((
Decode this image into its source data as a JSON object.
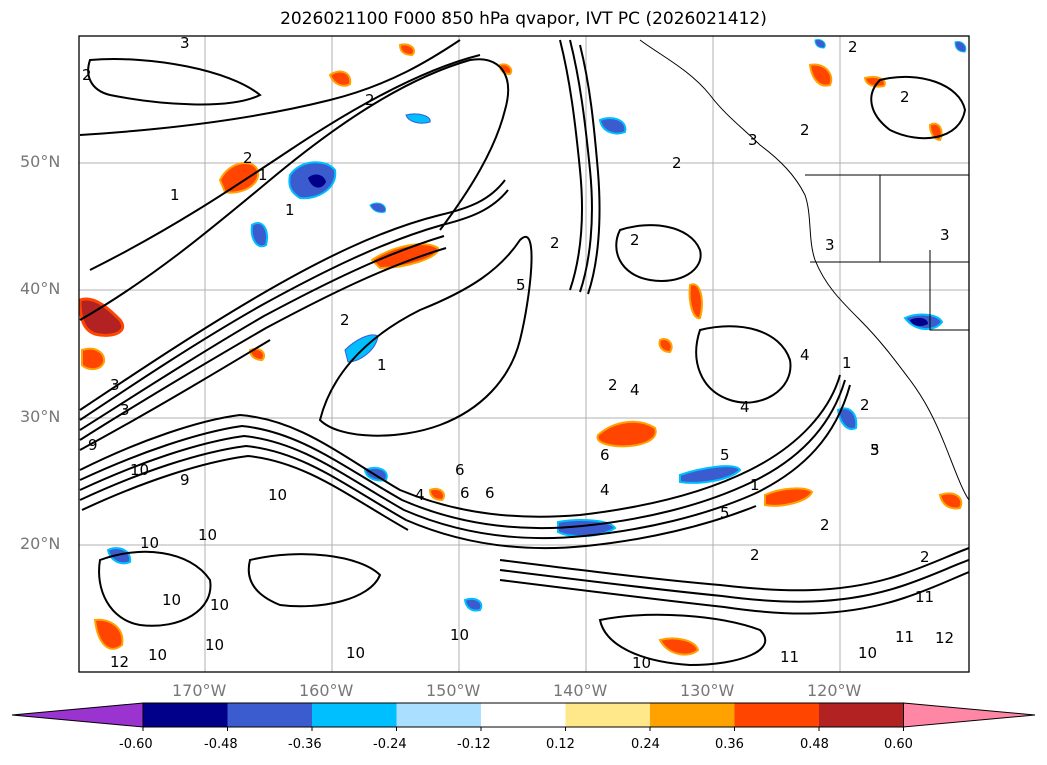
{
  "title": "2026021100 F000 850 hPa qvapor, IVT PC (2026021412)",
  "map": {
    "latitude_labels": [
      "50°N",
      "40°N",
      "30°N",
      "20°N"
    ],
    "longitude_labels": [
      "170°W",
      "160°W",
      "150°W",
      "140°W",
      "130°W",
      "120°W"
    ],
    "contour_labels": [
      "3",
      "2",
      "2",
      "2",
      "1",
      "2",
      "2",
      "1",
      "3",
      "3",
      "5",
      "2",
      "2",
      "3",
      "2",
      "3",
      "2",
      "3",
      "1",
      "2",
      "5",
      "1",
      "2",
      "4",
      "2",
      "4",
      "6",
      "6",
      "4",
      "4",
      "5",
      "6",
      "5",
      "6",
      "2",
      "1",
      "4",
      "2",
      "3",
      "9",
      "9",
      "10",
      "10",
      "10",
      "10",
      "10",
      "10",
      "10",
      "10",
      "10",
      "10",
      "10",
      "11",
      "11",
      "10",
      "11",
      "12",
      "12",
      "2",
      "1"
    ]
  },
  "colorbar": {
    "tick_labels": [
      "-0.60",
      "-0.48",
      "-0.36",
      "-0.24",
      "-0.12",
      "0.12",
      "0.24",
      "0.36",
      "0.48",
      "0.60"
    ],
    "colors": [
      "#9a33d0",
      "#00008b",
      "#3a5ccf",
      "#00bfff",
      "#aadfff",
      "#ffffff",
      "#ffe88a",
      "#ffa200",
      "#ff4500",
      "#b22222",
      "#ff86a5"
    ]
  }
}
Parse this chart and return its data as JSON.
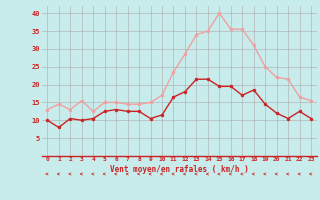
{
  "hours": [
    0,
    1,
    2,
    3,
    4,
    5,
    6,
    7,
    8,
    9,
    10,
    11,
    12,
    13,
    14,
    15,
    16,
    17,
    18,
    19,
    20,
    21,
    22,
    23
  ],
  "vent_moyen": [
    10,
    8,
    10.5,
    10,
    10.5,
    12.5,
    13,
    12.5,
    12.5,
    10.5,
    11.5,
    16.5,
    18,
    21.5,
    21.5,
    19.5,
    19.5,
    17,
    18.5,
    14.5,
    12,
    10.5,
    12.5,
    10.5
  ],
  "rafales": [
    13,
    14.5,
    13,
    15.5,
    12.5,
    15,
    15,
    14.5,
    14.5,
    15,
    17,
    23.5,
    28.5,
    34,
    35,
    40,
    35.5,
    35.5,
    31,
    25,
    22,
    21.5,
    16.5,
    15.5
  ],
  "color_moyen": "#cc2222",
  "color_rafales": "#f0a0a0",
  "bg_color": "#c8ecec",
  "grid_color": "#b0b0b0",
  "xlabel": "Vent moyen/en rafales ( km/h )",
  "ylim": [
    0,
    42
  ],
  "yticks": [
    5,
    10,
    15,
    20,
    25,
    30,
    35,
    40
  ],
  "xticks": [
    0,
    1,
    2,
    3,
    4,
    5,
    6,
    7,
    8,
    9,
    10,
    11,
    12,
    13,
    14,
    15,
    16,
    17,
    18,
    19,
    20,
    21,
    22,
    23
  ],
  "xlim": [
    -0.5,
    23.5
  ]
}
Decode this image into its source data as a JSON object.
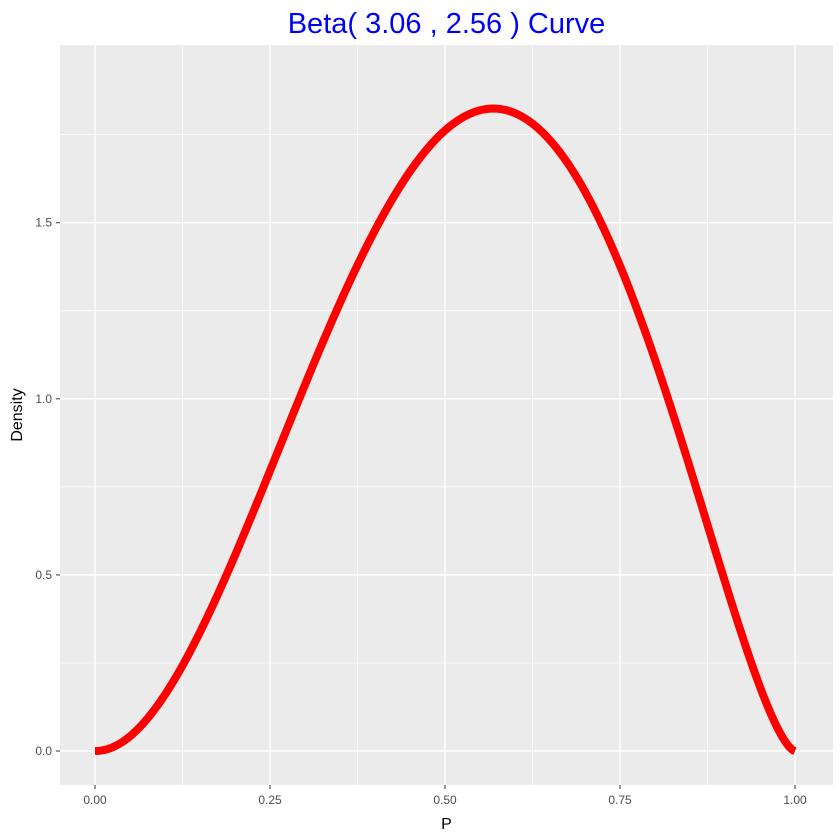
{
  "chart_data": {
    "type": "line",
    "title": "Beta( 3.06 , 2.56 ) Curve",
    "xlabel": "P",
    "ylabel": "Density",
    "distribution": "Beta",
    "alpha": 3.06,
    "beta": 2.56,
    "xlim": [
      0,
      1
    ],
    "ylim": [
      0,
      1.82
    ],
    "x_ticks": [
      {
        "value": 0.0,
        "label": "0.00"
      },
      {
        "value": 0.25,
        "label": "0.25"
      },
      {
        "value": 0.5,
        "label": "0.50"
      },
      {
        "value": 0.75,
        "label": "0.75"
      },
      {
        "value": 1.0,
        "label": "1.00"
      }
    ],
    "y_ticks": [
      {
        "value": 0.0,
        "label": "0.0"
      },
      {
        "value": 0.5,
        "label": "0.5"
      },
      {
        "value": 1.0,
        "label": "1.0"
      },
      {
        "value": 1.5,
        "label": "1.5"
      }
    ],
    "x": [
      0.0,
      0.05,
      0.1,
      0.15,
      0.2,
      0.25,
      0.3,
      0.35,
      0.4,
      0.45,
      0.5,
      0.55,
      0.5654,
      0.6,
      0.65,
      0.7,
      0.75,
      0.8,
      0.85,
      0.9,
      0.95,
      1.0
    ],
    "series": [
      {
        "values": [
          0.0,
          0.035,
          0.155,
          0.345,
          0.579,
          0.836,
          1.094,
          1.335,
          1.541,
          1.7,
          1.802,
          1.827,
          1.829,
          1.802,
          1.712,
          1.556,
          1.336,
          1.058,
          0.737,
          0.398,
          0.113,
          0.0
        ]
      }
    ],
    "colors": {
      "line": "#ff0000",
      "panel_background": "#ebebeb",
      "grid": "#ffffff",
      "title": "#0000ff"
    },
    "grid": true,
    "legend": "none"
  }
}
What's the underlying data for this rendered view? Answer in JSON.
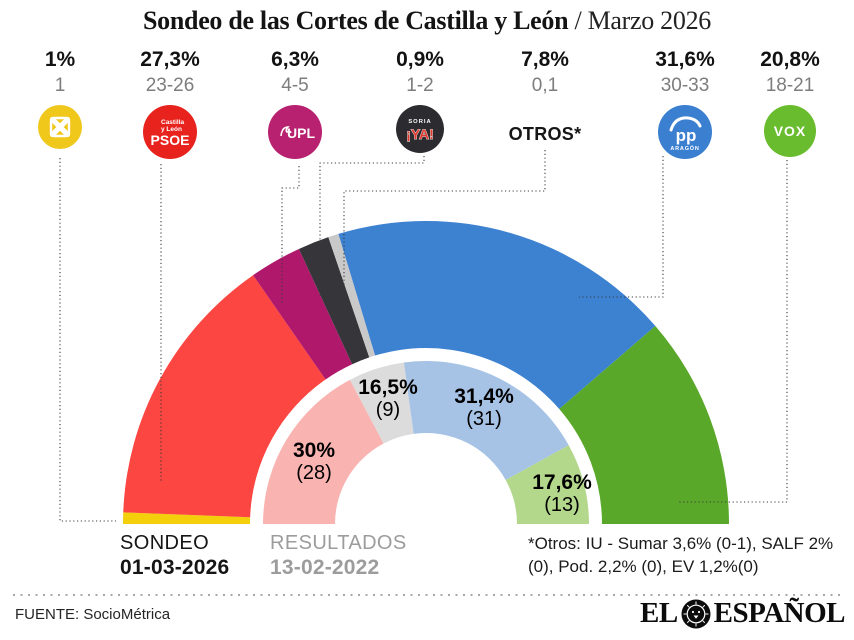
{
  "title": {
    "main": "Sondeo de las Cortes de Castilla y León",
    "suffix": "/ Marzo 2026"
  },
  "parties": [
    {
      "id": "xav",
      "pct": "1%",
      "seats": "1",
      "icon_color": "#f0c71b"
    },
    {
      "id": "psoe",
      "pct": "27,3%",
      "seats": "23-26",
      "icon_color": "#e8231e",
      "icon_region_line1": "Castilla",
      "icon_region_line2": "y León",
      "icon_label": "PSOE"
    },
    {
      "id": "upl",
      "pct": "6,3%",
      "seats": "4-5",
      "icon_color": "#b8216f",
      "icon_label": "UPL"
    },
    {
      "id": "soria-ya",
      "pct": "0,9%",
      "seats": "1-2",
      "icon_color": "#2c2c30",
      "icon_top": "SORIA",
      "icon_label": "¡YA!",
      "icon_label_color": "#e0382c"
    },
    {
      "id": "otros",
      "pct": "7,8%",
      "seats": "0,1",
      "label": "OTROS*"
    },
    {
      "id": "pp",
      "pct": "31,6%",
      "seats": "30-33",
      "icon_color": "#3b7fd0",
      "icon_label": "pp",
      "icon_sub": "ARAGÓN"
    },
    {
      "id": "vox",
      "pct": "20,8%",
      "seats": "18-21",
      "icon_color": "#6abc2f",
      "icon_label": "VOX"
    }
  ],
  "chart_data": {
    "type": "pie",
    "variant": "double-ring semicircle hemicycle (poll vs last election)",
    "title": "Sondeo de las Cortes de Castilla y León / Marzo 2026",
    "legend_position": "bottom-left",
    "outer_ring": {
      "name": "SONDEO 01-03-2026",
      "segments": [
        {
          "party": "XAV",
          "pct": 1.0,
          "seats": "1",
          "color": "#f3cf0c",
          "angle_deg": 2.2
        },
        {
          "party": "PSOE",
          "pct": 27.3,
          "seats": "23-26",
          "color": "#fb4641",
          "angle_deg": 53.0
        },
        {
          "party": "UPL",
          "pct": 6.3,
          "seats": "4-5",
          "color": "#b0186b",
          "angle_deg": 10.0
        },
        {
          "party": "Soria ¡YA!",
          "pct": 0.9,
          "seats": "1-2",
          "color": "#35353a",
          "angle_deg": 6.0
        },
        {
          "party": "Otros",
          "pct": 7.8,
          "seats": "0,1",
          "color": "#c9c9c9",
          "angle_deg": 2.0
        },
        {
          "party": "PP",
          "pct": 31.6,
          "seats": "30-33",
          "color": "#3d81d1",
          "angle_deg": 66.0
        },
        {
          "party": "VOX",
          "pct": 20.8,
          "seats": "18-21",
          "color": "#5aa82a",
          "angle_deg": 40.8
        }
      ]
    },
    "inner_ring": {
      "name": "RESULTADOS 13-02-2022",
      "segments": [
        {
          "party": "PSOE",
          "pct": 30.0,
          "seats": 28,
          "pct_label": "30%",
          "seats_label": "(28)",
          "color": "#f9b3b1",
          "angle_deg": 62.2
        },
        {
          "party": "Otros",
          "pct": 16.5,
          "seats": 9,
          "pct_label": "16,5%",
          "seats_label": "(9)",
          "color": "#dcdcdc",
          "angle_deg": 20.0
        },
        {
          "party": "PP",
          "pct": 31.4,
          "seats": 31,
          "pct_label": "31,4%",
          "seats_label": "(31)",
          "color": "#a6c3e6",
          "angle_deg": 68.9
        },
        {
          "party": "VOX",
          "pct": 17.6,
          "seats": 13,
          "pct_label": "17,6%",
          "seats_label": "(13)",
          "color": "#b3d88c",
          "angle_deg": 28.9
        }
      ]
    }
  },
  "legend": {
    "sondeo_label": "SONDEO",
    "sondeo_date": "01-03-2026",
    "resultados_label": "RESULTADOS",
    "resultados_date": "13-02-2022"
  },
  "footnote": {
    "line1": "*Otros: IU - Sumar 3,6% (0-1), SALF 2%",
    "line2": "(0), Pod. 2,2% (0), EV 1,2%(0)"
  },
  "source": "FUENTE: SocioMétrica",
  "brand": {
    "left": "EL",
    "right": "ESPAÑOL"
  }
}
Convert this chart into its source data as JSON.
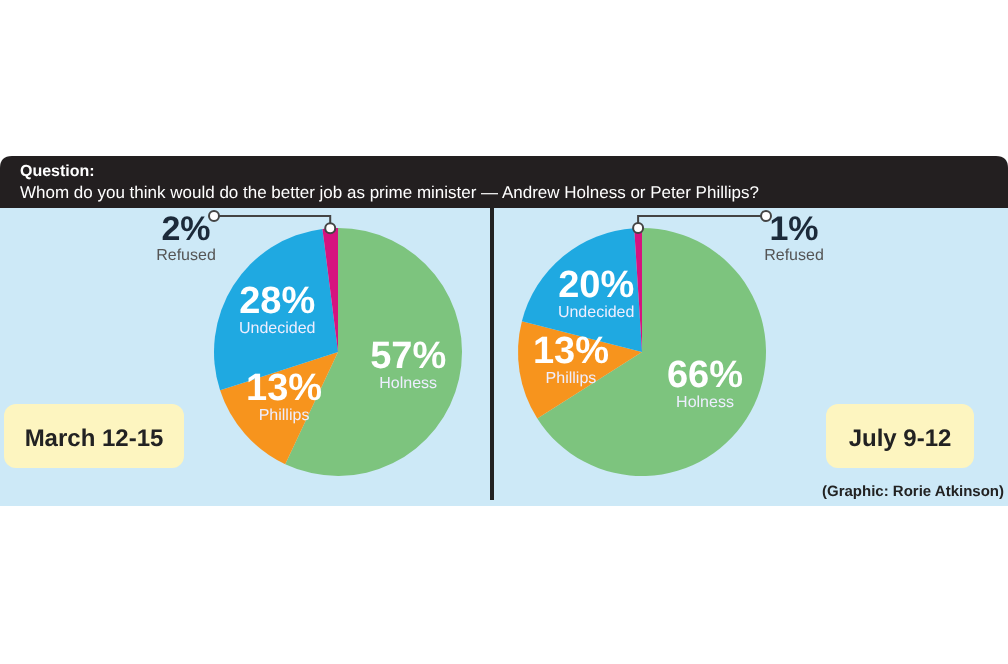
))
Copy in full each line that holds the word "name".

:: RESULT ::
      "name": "SONDEO 01-03-2026",
      "name": "RESULTADOS 13-02-2022",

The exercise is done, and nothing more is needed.